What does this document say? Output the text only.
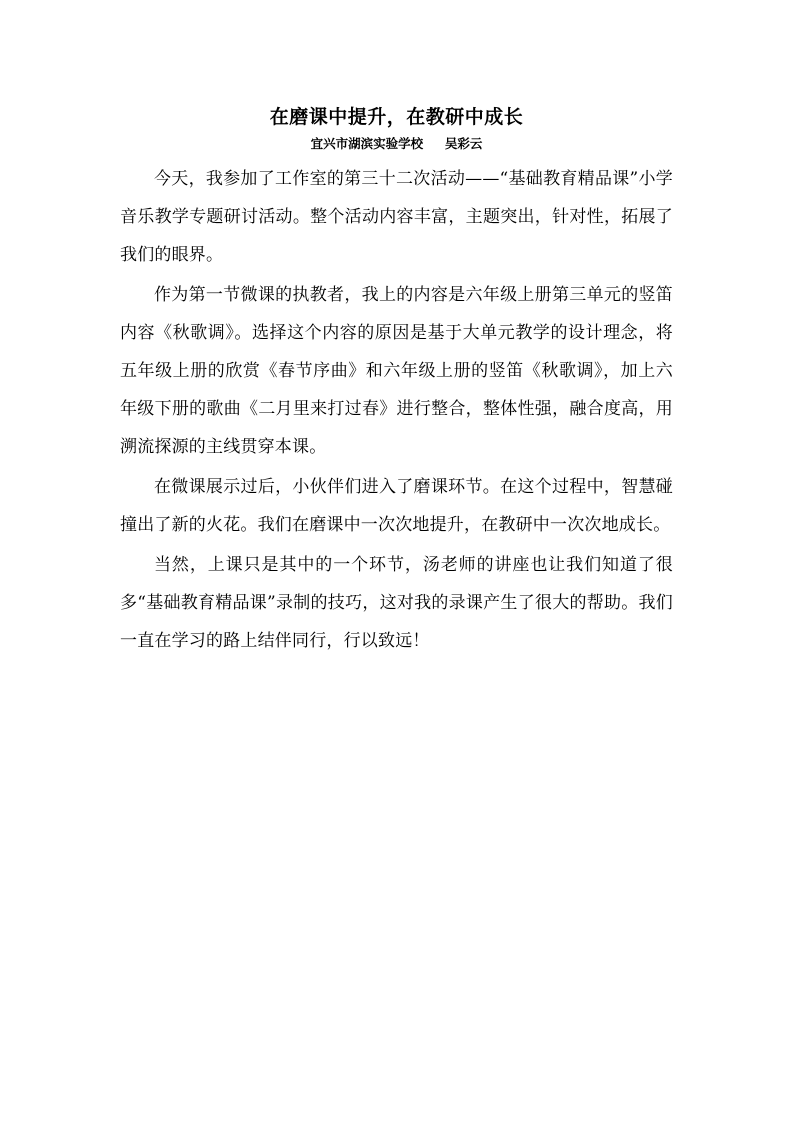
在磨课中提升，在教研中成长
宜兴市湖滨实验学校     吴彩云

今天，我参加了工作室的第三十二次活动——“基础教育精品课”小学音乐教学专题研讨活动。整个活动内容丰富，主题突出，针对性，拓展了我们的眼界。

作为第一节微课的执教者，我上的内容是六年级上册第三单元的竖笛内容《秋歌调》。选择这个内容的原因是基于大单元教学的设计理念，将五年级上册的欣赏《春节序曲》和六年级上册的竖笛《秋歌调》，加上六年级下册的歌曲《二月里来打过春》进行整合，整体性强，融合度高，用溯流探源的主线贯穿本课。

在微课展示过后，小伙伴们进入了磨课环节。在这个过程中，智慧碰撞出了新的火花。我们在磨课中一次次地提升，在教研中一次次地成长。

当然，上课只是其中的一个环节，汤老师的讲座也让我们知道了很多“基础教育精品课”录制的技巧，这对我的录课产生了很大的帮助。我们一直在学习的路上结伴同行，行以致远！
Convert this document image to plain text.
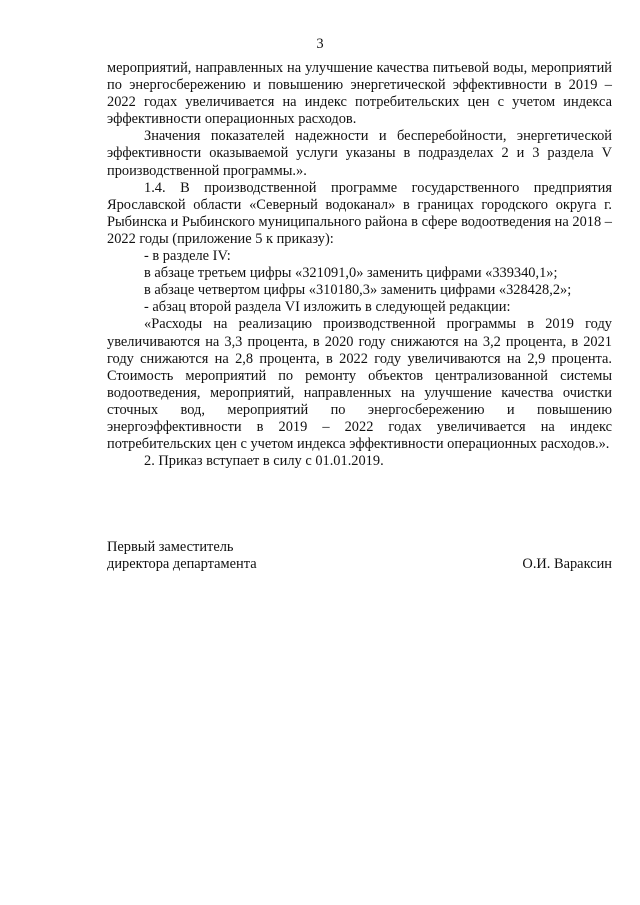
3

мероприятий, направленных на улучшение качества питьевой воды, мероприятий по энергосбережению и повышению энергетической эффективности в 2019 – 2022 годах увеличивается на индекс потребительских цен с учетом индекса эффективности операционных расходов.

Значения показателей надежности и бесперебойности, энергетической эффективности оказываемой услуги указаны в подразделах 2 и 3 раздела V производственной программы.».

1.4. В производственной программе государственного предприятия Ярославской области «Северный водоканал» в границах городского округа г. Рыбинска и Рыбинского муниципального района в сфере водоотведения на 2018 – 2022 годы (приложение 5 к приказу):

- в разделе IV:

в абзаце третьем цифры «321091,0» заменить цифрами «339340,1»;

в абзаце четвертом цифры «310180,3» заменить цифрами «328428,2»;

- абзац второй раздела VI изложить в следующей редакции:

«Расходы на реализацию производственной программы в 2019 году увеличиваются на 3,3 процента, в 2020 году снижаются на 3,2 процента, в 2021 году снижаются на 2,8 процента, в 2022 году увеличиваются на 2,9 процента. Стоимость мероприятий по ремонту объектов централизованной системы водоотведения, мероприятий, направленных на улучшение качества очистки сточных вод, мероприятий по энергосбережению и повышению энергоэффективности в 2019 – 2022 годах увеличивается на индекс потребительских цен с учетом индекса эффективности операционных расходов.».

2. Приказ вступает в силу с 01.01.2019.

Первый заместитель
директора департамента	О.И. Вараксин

> Written exercise:
Pull out every line above that holds the word "энергосбережению".

> Complete response:
мероприятий, направленных на улучшение качества питьевой воды, мероприятий по энергосбережению и повышению энергетической эффективности в 2019 – 2022 годах увеличивается на индекс потребительских цен с учетом индекса эффективности операционных расходов.
«Расходы на реализацию производственной программы в 2019 году увеличиваются на 3,3 процента, в 2020 году снижаются на 3,2 процента, в 2021 году снижаются на 2,8 процента, в 2022 году увеличиваются на 2,9 процента. Стоимость мероприятий по ремонту объектов централизованной системы водоотведения, мероприятий, направленных на улучшение качества очистки сточных вод, мероприятий по энергосбережению и повышению энергоэффективности в 2019 – 2022 годах увеличивается на индекс потребительских цен с учетом индекса эффективности операционных расходов.».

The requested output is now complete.